Text provided:
┄┄┄┄┄┄┄┄┄┄
Now that I'm half-way through ripping my 1600 CDs to disk, my thoughts are turning to the next big project: ripping my vinyl.  In addition to ripping stuff that I don't have on CD, I'm expecting that my vinyl rips will often sound better than my CD rips, so I'm planning to rerip some of my very favorite stuff, like the Beatles.

Ideally, I'd like all my LPs to be available digitally, but that isn't going to happen in this lifetime.  One thing's for sure: once I rip an album, I never want to do it again.

I have a very high-end turntable/cartridge/equalization stage, and I want to archive the LPs with the maximum audio quality that they have to offer.  I basically don't care about the price of disk storage: it's cheap compared to the cost of my time to rip the vinyl.

First off, my impression is that the sonic gain from going beyond 24/96 is unimportant.  Any thoughts on this? 

Second, I'm going to wait until 24/96 codecs are available (at least), even if that's several years. I'm guessing the MPEG4 standard will be the real-world basis for 24/96 support.

So my question is, when will products be available to support ripping vinyl at a resolution of 24/96 and playing 24/96 rips?

My wild guess is that I will be able to start ripping in about a year using boutique products like foobar2000. More general adoption of 24/96 by products like Squeezebox won't be for 2-4 years.
┄┄┄┄┄┄┄┄┄┄
Items listed in a dataset:
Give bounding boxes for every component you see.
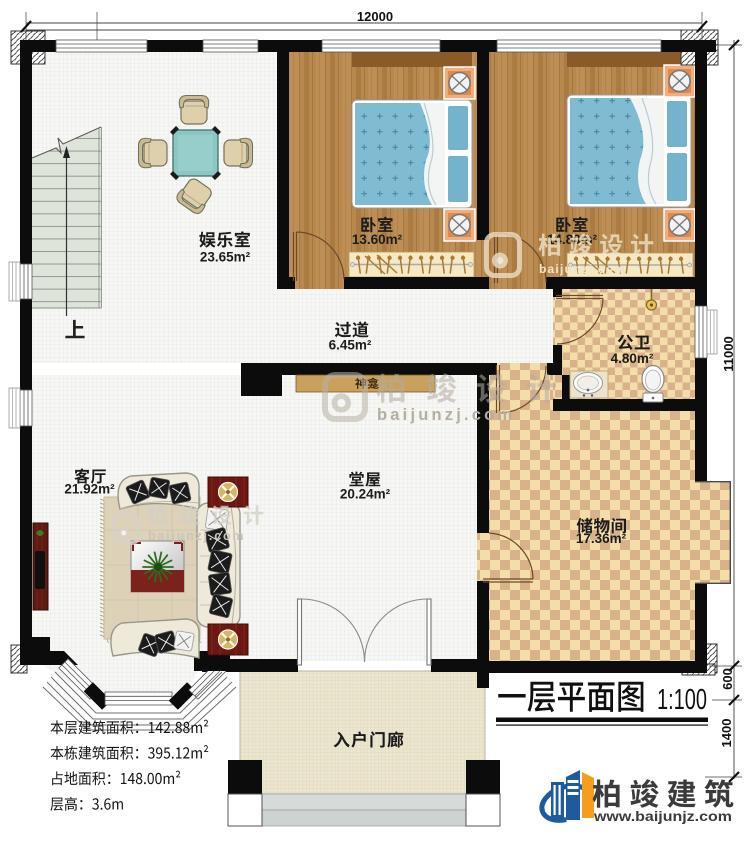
svg-text:4.80m²: 4.80m² (611, 351, 654, 366)
svg-text:20.24m²: 20.24m² (340, 487, 391, 502)
svg-text:17.36m²: 17.36m² (576, 531, 627, 546)
svg-text:1400: 1400 (719, 719, 734, 748)
svg-text:baijunzj.com: baijunzj.com (148, 529, 245, 543)
svg-text:12000: 12000 (357, 9, 393, 24)
svg-text:baijunzj.com: baijunzj.com (539, 262, 626, 276)
svg-text:6.45m²: 6.45m² (329, 338, 372, 353)
svg-text:13.60m²: 13.60m² (352, 232, 403, 247)
svg-text:21.92m²: 21.92m² (64, 482, 115, 497)
svg-text:23.65m²: 23.65m² (200, 250, 251, 265)
svg-text:baijunzj.com: baijunzj.com (377, 406, 515, 424)
svg-text:600: 600 (720, 668, 735, 690)
svg-text:11000: 11000 (721, 336, 736, 371)
svg-text:1:100: 1:100 (657, 684, 707, 716)
svg-text:www.baijunjz.com: www.baijunjz.com (593, 808, 732, 824)
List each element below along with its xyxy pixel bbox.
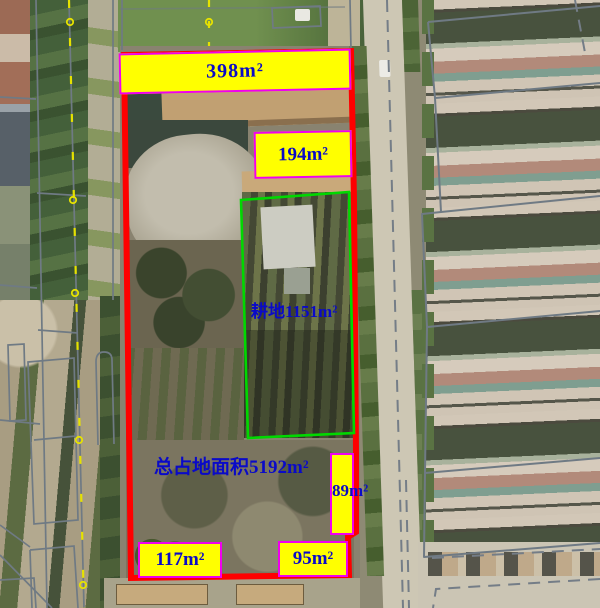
area-label-right-text: 89m² xyxy=(332,481,368,501)
area-label-upper: 194m² xyxy=(254,130,353,179)
area-label-bottom-left: 117m² xyxy=(138,542,222,578)
aerial-parcel-map: 398m² 194m² 89m² 117m² 95m² 耕地1151m² 总占地… xyxy=(0,0,600,608)
area-label-bottom-right-text: 95m² xyxy=(293,548,334,570)
area-label-bottom-right: 95m² xyxy=(278,541,348,577)
area-label-top-text: 398m² xyxy=(206,59,264,83)
total-area-text: 总占地面积5192m² xyxy=(154,452,309,479)
area-label-bottom-left-text: 117m² xyxy=(156,549,205,571)
cropland-area-text: 耕地1151m² xyxy=(251,297,337,322)
area-label-upper-text: 194m² xyxy=(278,143,328,166)
area-label-top: 398m² xyxy=(119,49,352,95)
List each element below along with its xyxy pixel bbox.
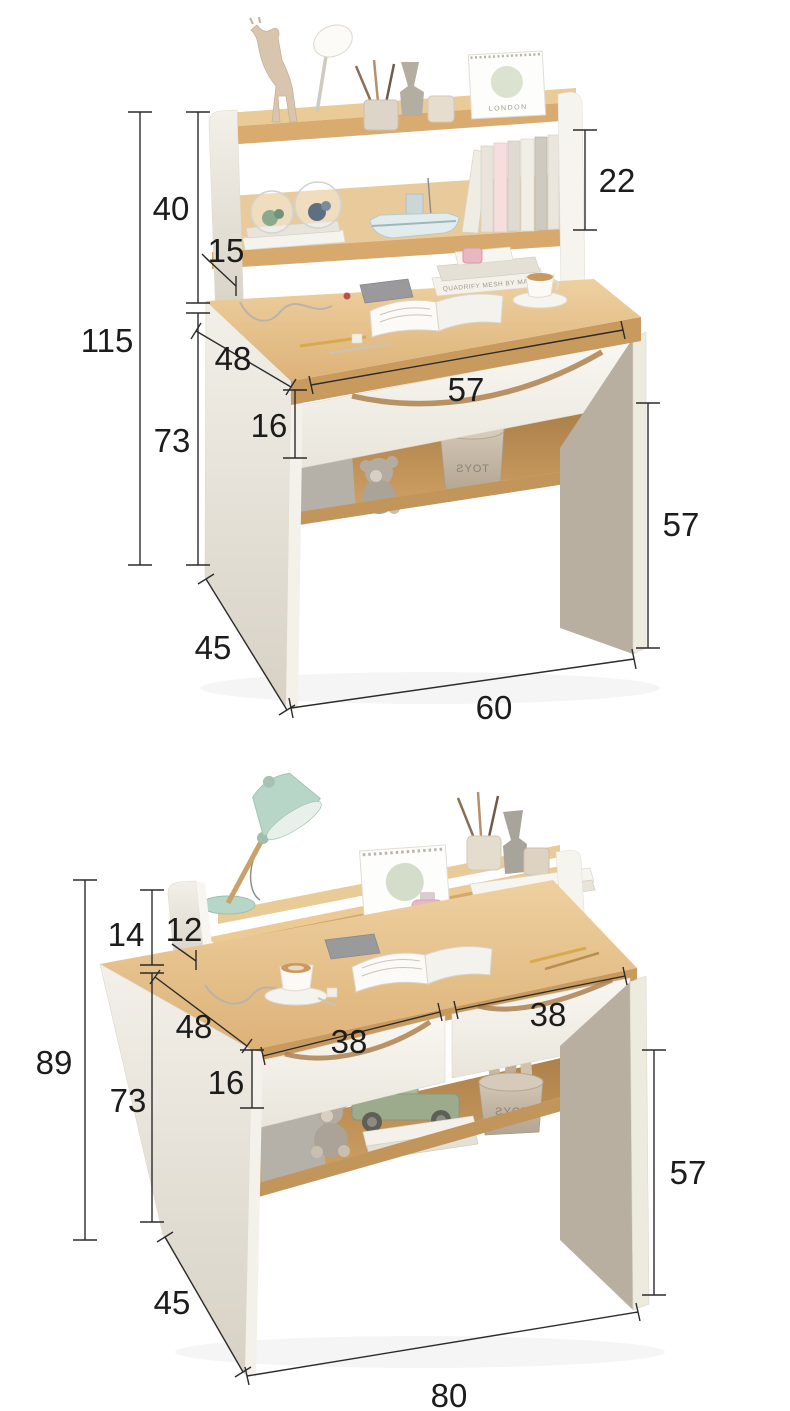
dim-under-desk-clearance: 57 — [642, 1050, 706, 1295]
svg-text:48: 48 — [215, 340, 252, 377]
svg-text:48: 48 — [176, 1008, 213, 1045]
svg-text:57: 57 — [670, 1154, 707, 1191]
desk1-books-row — [462, 135, 559, 233]
svg-text:80: 80 — [431, 1377, 468, 1411]
figure1-desk-photo: LONDON — [0, 0, 790, 720]
desk1-calendar: LONDON — [468, 51, 545, 119]
svg-text:57: 57 — [663, 506, 700, 543]
dim-desk-height: 73 — [154, 313, 210, 565]
svg-text:14: 14 — [108, 916, 145, 953]
figure2-desk-photo: LONDON QUADRIFY MESH BY MAX — [0, 720, 790, 1411]
watch-icon — [463, 248, 482, 263]
svg-text:22: 22 — [599, 162, 636, 199]
svg-text:45: 45 — [154, 1284, 191, 1321]
desk2-lamp-icon — [201, 758, 327, 914]
svg-text:16: 16 — [251, 407, 288, 444]
svg-text:115: 115 — [81, 322, 134, 359]
desk1-lamp-icon — [309, 19, 358, 112]
svg-text:16: 16 — [208, 1064, 245, 1101]
svg-text:60: 60 — [476, 689, 513, 720]
svg-text:40: 40 — [153, 190, 190, 227]
svg-text:57: 57 — [448, 371, 485, 408]
svg-text:15: 15 — [208, 232, 245, 269]
svg-text:73: 73 — [154, 422, 191, 459]
svg-text:45: 45 — [195, 629, 232, 666]
basket-text: TOYS — [455, 463, 489, 475]
svg-text:12: 12 — [166, 911, 203, 948]
dim-total-height: 115 — [81, 112, 152, 565]
svg-text:38: 38 — [331, 1023, 368, 1060]
svg-text:89: 89 — [36, 1044, 73, 1081]
product-dimension-sheet: LONDON — [0, 0, 790, 1411]
desk1-hutch-right-panel — [558, 92, 585, 292]
svg-text:73: 73 — [110, 1082, 147, 1119]
svg-text:38: 38 — [530, 996, 567, 1033]
dim-total-height: 89 — [36, 880, 97, 1240]
dim-hutch-height: 40 — [153, 112, 210, 303]
giraffe-ornament-icon — [250, 17, 297, 122]
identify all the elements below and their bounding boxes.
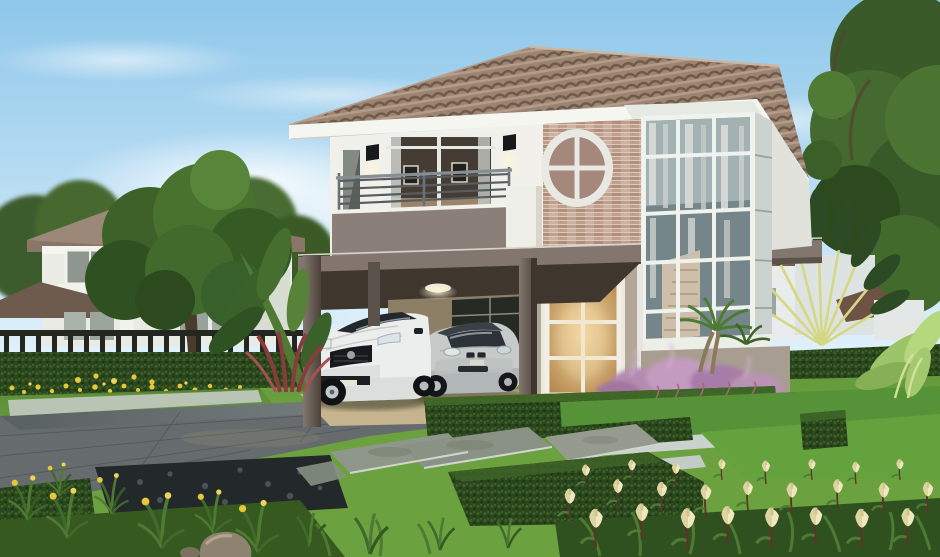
- stair-bay: [641, 112, 772, 352]
- rendered-scene: [0, 0, 940, 557]
- oval-window: [541, 129, 613, 207]
- stair-bay-side: [755, 112, 772, 339]
- sedan-car: [420, 322, 521, 397]
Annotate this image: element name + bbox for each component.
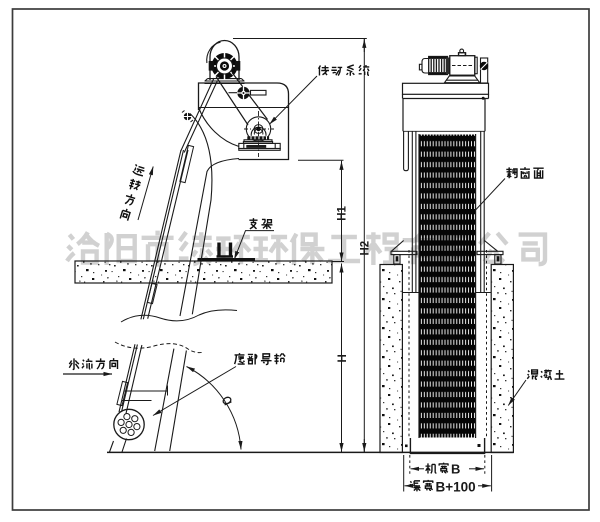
svg-text:H2: H2	[360, 241, 372, 256]
svg-text:H1: H1	[337, 205, 349, 220]
svg-text:B+100: B+100	[436, 479, 476, 494]
svg-text:B: B	[451, 461, 460, 476]
svg-text:H: H	[337, 354, 349, 362]
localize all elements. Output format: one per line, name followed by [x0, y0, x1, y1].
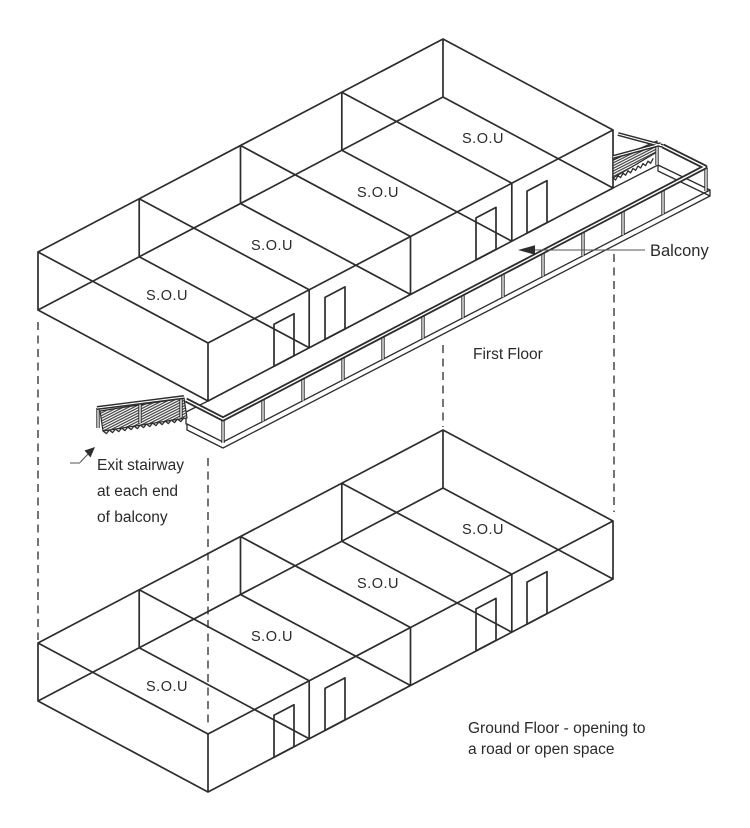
- ground-floor-caption-line1: Ground Floor - opening to: [468, 720, 646, 737]
- ground-floor-unit-label-2: S.O.U: [251, 629, 293, 645]
- balcony-label: Balcony: [650, 242, 709, 260]
- first-floor-unit-label-4: S.O.U: [462, 131, 504, 147]
- exit-stairway-note-line3: of balcony: [97, 509, 168, 526]
- balcony-railing-core: [186, 146, 705, 419]
- building-isometric-diagram: S.O.U S.O.U S.O.U S.O.U S.O.U S.O.U S.O.…: [0, 0, 750, 828]
- diagram-canvas: S.O.U S.O.U S.O.U S.O.U S.O.U S.O.U S.O.…: [0, 0, 750, 828]
- left-exit-stairway: [97, 397, 187, 434]
- ground-floor-unit-label-4: S.O.U: [462, 522, 504, 538]
- exit-stairway-note-line1: Exit stairway: [97, 457, 184, 474]
- ground-floor-caption-line2: a road or open space: [468, 741, 615, 758]
- ground-floor-unit-label-3: S.O.U: [357, 576, 399, 592]
- ground-floor-unit-label-1: S.O.U: [146, 679, 188, 695]
- first-floor-unit-label-3: S.O.U: [357, 185, 399, 201]
- balcony-arrowhead-icon: [518, 245, 535, 255]
- first-floor-unit-label-1: S.O.U: [146, 288, 188, 304]
- first-floor-label: First Floor: [473, 346, 543, 363]
- first-floor-unit-label-2: S.O.U: [251, 238, 293, 254]
- exit-stairway-leader-line: [70, 453, 89, 463]
- right-exit-stairway: [613, 134, 663, 180]
- balcony-railing-posts: [223, 168, 706, 443]
- exit-stairway-note-line2: at each end: [97, 483, 178, 500]
- balcony-railing: [186, 146, 705, 419]
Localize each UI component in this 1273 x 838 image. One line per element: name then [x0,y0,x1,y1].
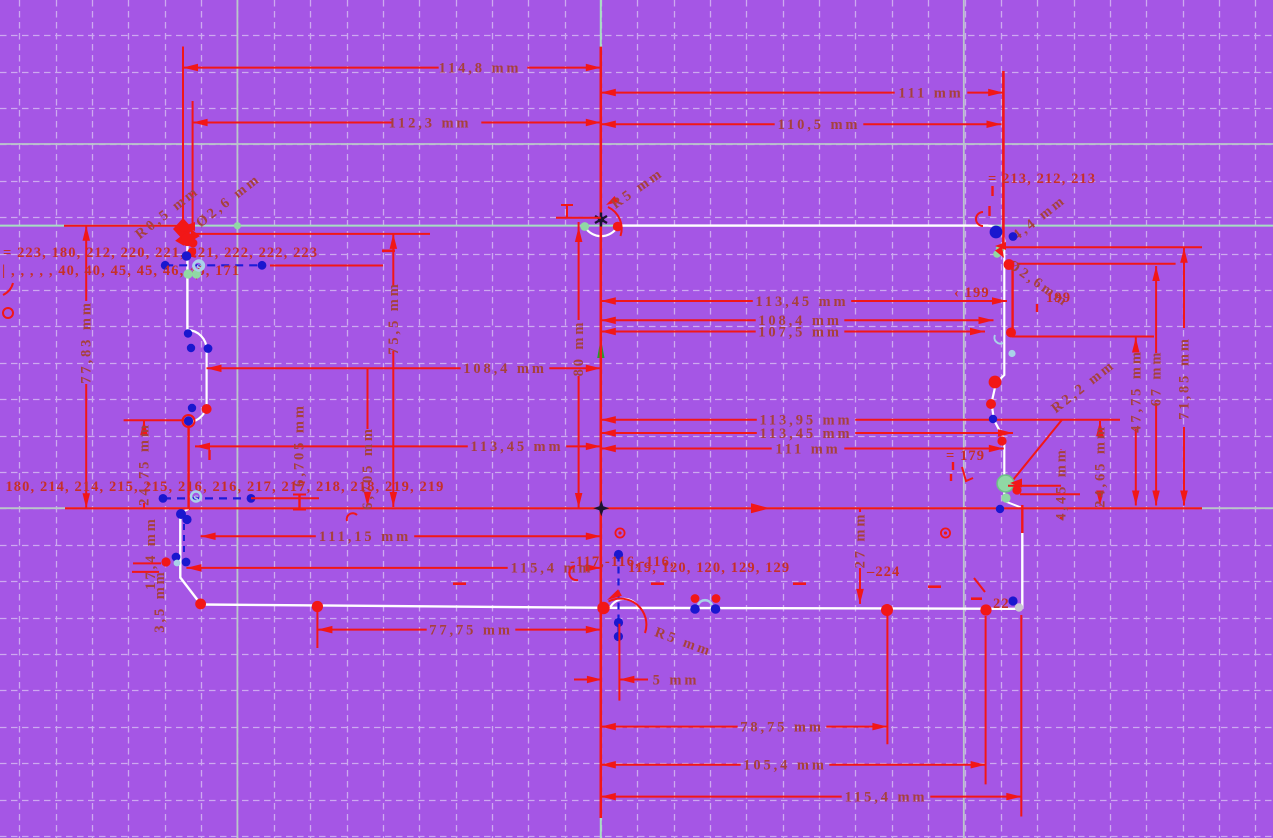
svg-text:107,5 mm: 107,5 mm [758,324,842,340]
svg-text:5 mm: 5 mm [653,672,700,688]
svg-text:199: 199 [1046,290,1071,306]
svg-text:= 223, 180, 212, 220, 221, 221: = 223, 180, 212, 220, 221, 221, 222, 222… [3,245,318,261]
svg-text:= 179: = 179 [946,448,985,464]
svg-text:3,5 mm: 3,5 mm [152,569,168,632]
svg-text:114,8 mm: 114,8 mm [439,60,522,76]
svg-text:119, 120, 120, 129, 129: 119, 120, 120, 129, 129 [628,560,790,576]
svg-text:105,4 mm: 105,4 mm [743,758,827,774]
svg-text:24,65 mm: 24,65 mm [1093,424,1109,508]
svg-text:71,85 mm: 71,85 mm [1177,336,1193,420]
svg-text:s: s [196,259,201,274]
svg-text:, 180, 214, 214, 215, 215, 216: , 180, 214, 214, 215, 215, 216, 216, 217… [0,479,445,495]
svg-text:111 mm: 111 mm [775,441,840,457]
svg-text:111 mm: 111 mm [898,85,963,101]
svg-text:6,705 mm: 6,705 mm [360,426,376,510]
svg-text:111,15 mm: 111,15 mm [319,529,411,545]
svg-text:113,45 mm: 113,45 mm [756,294,849,310]
svg-text:–224: –224 [866,564,900,580]
svg-text:27 mm: 27 mm [853,512,869,569]
svg-text:‹ 199: ‹ 199 [954,285,990,301]
svg-text:113,45 mm: 113,45 mm [471,439,564,455]
svg-text:75,5 mm: 75,5 mm [386,281,402,354]
svg-text:108,4 mm: 108,4 mm [463,361,547,377]
svg-text:22: 22 [993,596,1010,612]
svg-text:80 mm: 80 mm [571,320,587,377]
svg-text:6,705 mm: 6,705 mm [292,403,308,487]
svg-text:77,83 mm: 77,83 mm [79,300,95,384]
svg-text:s: s [193,490,198,505]
svg-text:115,4 mm: 115,4 mm [845,789,928,805]
svg-text:77,75 mm: 77,75 mm [429,622,513,638]
svg-text:78,75 mm: 78,75 mm [740,719,824,735]
svg-text:112,3 mm: 112,3 mm [389,115,472,131]
svg-text:4,45 mm: 4,45 mm [1054,447,1070,520]
svg-text:= 213, 212, 213: = 213, 212, 213 [988,171,1096,187]
svg-text:113,45 mm: 113,45 mm [760,426,853,442]
svg-text:67 mm: 67 mm [1149,350,1165,407]
svg-text:110,5 mm: 110,5 mm [778,117,861,133]
svg-text:47,75 mm: 47,75 mm [1128,349,1144,433]
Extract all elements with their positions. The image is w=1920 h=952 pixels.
┄┄┄┄┄┄┄┄┄┄
Complete the following:
(a) Based on the post about ripping vinyl, decide whether each statement agrees with it, answering yes or no and quoting the words that settle it. (i) The writer has finished ripping all of the CDs. (ii) The writer views disk storage as cheap next to the time spent ripping vinyl. (iii) The writer expects products like Squeezebox to adopt 24/96 broadly within a year.
(b) Summarize the post about ripping vinyl in two sentences.
(c) Translate this sentence from the post about ripping vinyl into Spanish: "One thing's for sure: once I rip an album, I never want to do it again."

Replies:
(a)
(i) No: "Now that I'm half-way through ripping my 1600 CDs to disk"
(ii) Yes: "it's cheap compared to the cost of my time to rip the vinyl."
(iii) No: "More general adoption of 24/96 by products like Squeezebox won't be for 2-4 years."

(b) Half-way through ripping 1600 CDs, the writer plans to rip vinyl next, expecting those rips often to sound better, and wants to archive the LPs at maximum audio quality on a high-end setup without concern for the price of disk storage. The writer will wait for 24/96 codecs and asks when products for ripping and playing at 24/96 will be available, guessing about a year for boutique products like foobar2000 and 2-4 years for more general adoption by products like Squeezebox.

(c) Una cosa es segura: una vez que digitalice un álbum, no quiero volver a hacerlo nunca.